In the records that follow, show each line where the word "WEATHER" is present.

AVAILABLE RECORDS:
--*--

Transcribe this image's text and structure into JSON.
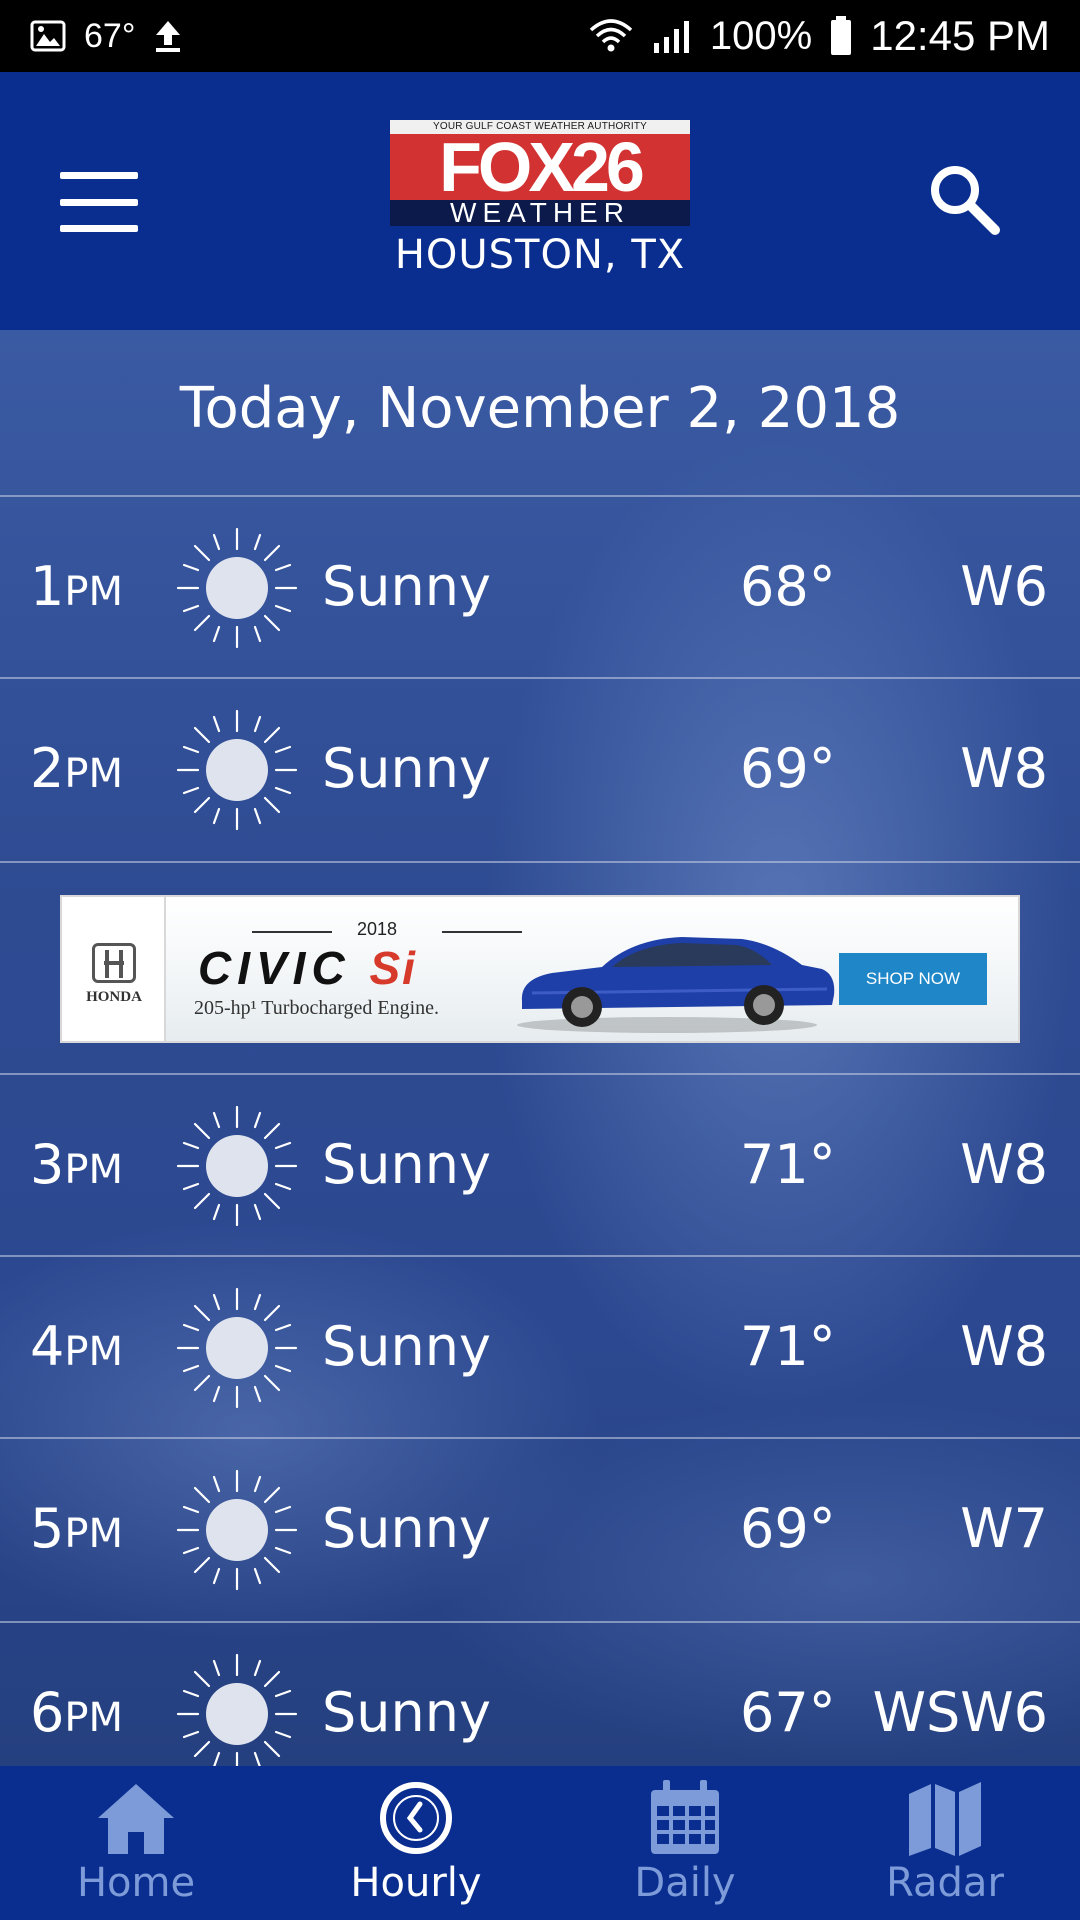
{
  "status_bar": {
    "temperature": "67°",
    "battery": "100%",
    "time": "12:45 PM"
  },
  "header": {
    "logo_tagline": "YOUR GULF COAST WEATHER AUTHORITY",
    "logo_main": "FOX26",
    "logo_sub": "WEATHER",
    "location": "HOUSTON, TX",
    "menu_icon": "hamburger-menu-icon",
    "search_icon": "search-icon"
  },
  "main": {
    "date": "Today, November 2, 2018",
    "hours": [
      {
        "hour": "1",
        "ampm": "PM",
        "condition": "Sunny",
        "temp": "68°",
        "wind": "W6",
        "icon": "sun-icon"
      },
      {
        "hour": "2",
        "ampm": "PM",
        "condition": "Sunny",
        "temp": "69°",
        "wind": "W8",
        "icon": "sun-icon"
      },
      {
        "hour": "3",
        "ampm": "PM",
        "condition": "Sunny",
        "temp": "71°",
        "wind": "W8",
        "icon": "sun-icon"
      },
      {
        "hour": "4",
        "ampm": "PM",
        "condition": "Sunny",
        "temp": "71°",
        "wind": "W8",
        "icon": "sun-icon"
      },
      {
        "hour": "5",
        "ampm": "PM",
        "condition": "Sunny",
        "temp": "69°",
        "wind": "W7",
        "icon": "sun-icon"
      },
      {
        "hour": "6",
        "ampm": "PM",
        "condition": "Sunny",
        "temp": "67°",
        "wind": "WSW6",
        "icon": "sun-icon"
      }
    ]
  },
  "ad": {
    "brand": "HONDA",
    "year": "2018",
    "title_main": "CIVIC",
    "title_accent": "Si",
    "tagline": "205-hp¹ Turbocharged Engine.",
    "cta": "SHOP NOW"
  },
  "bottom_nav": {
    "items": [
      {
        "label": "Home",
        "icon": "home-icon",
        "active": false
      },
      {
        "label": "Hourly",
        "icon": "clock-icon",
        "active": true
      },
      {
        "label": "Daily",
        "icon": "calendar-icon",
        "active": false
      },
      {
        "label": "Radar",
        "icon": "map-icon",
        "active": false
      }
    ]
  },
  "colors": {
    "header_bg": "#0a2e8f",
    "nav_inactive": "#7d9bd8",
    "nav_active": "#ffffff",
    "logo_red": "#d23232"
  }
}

--*--

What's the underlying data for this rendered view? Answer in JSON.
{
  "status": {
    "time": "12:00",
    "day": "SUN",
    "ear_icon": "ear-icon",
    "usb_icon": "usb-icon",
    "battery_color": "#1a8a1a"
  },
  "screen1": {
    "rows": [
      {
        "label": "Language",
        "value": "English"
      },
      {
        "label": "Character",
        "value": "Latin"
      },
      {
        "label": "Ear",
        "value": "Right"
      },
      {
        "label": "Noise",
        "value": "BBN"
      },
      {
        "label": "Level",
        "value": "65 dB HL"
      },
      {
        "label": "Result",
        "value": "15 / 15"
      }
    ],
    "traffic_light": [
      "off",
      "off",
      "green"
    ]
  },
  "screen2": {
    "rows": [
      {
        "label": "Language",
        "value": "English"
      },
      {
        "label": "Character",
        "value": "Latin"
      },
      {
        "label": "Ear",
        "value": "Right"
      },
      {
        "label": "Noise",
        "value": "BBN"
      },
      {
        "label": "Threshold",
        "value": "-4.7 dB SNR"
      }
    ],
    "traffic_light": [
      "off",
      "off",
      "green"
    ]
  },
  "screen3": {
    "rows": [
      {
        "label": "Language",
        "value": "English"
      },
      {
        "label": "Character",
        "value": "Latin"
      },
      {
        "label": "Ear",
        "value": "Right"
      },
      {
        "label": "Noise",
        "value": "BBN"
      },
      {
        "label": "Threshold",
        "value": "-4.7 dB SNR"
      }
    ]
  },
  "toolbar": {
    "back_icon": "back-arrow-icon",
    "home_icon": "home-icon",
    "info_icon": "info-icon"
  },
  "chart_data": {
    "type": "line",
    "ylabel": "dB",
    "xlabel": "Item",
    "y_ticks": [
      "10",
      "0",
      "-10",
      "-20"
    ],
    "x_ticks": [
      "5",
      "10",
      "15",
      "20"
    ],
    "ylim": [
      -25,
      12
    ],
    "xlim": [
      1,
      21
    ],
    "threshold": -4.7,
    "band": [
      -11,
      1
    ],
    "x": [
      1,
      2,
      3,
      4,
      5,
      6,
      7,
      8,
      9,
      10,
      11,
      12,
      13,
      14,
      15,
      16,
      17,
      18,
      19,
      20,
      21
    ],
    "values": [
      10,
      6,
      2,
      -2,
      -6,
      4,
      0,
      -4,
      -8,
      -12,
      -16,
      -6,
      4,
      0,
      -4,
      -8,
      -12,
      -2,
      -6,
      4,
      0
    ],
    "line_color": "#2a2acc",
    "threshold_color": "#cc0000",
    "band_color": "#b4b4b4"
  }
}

--*--

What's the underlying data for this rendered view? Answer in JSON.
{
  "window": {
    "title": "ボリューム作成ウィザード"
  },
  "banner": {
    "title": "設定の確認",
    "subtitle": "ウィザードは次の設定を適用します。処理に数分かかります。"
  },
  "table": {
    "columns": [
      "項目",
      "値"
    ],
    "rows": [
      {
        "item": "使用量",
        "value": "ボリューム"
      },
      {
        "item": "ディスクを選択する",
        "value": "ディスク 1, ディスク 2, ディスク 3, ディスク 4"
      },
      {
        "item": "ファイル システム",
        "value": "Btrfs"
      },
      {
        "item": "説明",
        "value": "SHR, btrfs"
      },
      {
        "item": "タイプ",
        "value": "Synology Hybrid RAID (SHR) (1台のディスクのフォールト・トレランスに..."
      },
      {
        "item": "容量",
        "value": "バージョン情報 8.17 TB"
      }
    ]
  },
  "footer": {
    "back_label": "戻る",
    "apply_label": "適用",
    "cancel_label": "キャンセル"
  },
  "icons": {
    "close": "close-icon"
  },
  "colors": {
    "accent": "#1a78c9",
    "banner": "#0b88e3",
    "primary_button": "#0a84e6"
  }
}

--*--

THE RESPONSE:
    "logo_tagline": "YOUR GULF COAST WEATHER AUTHORITY",
    "logo_sub": "WEATHER",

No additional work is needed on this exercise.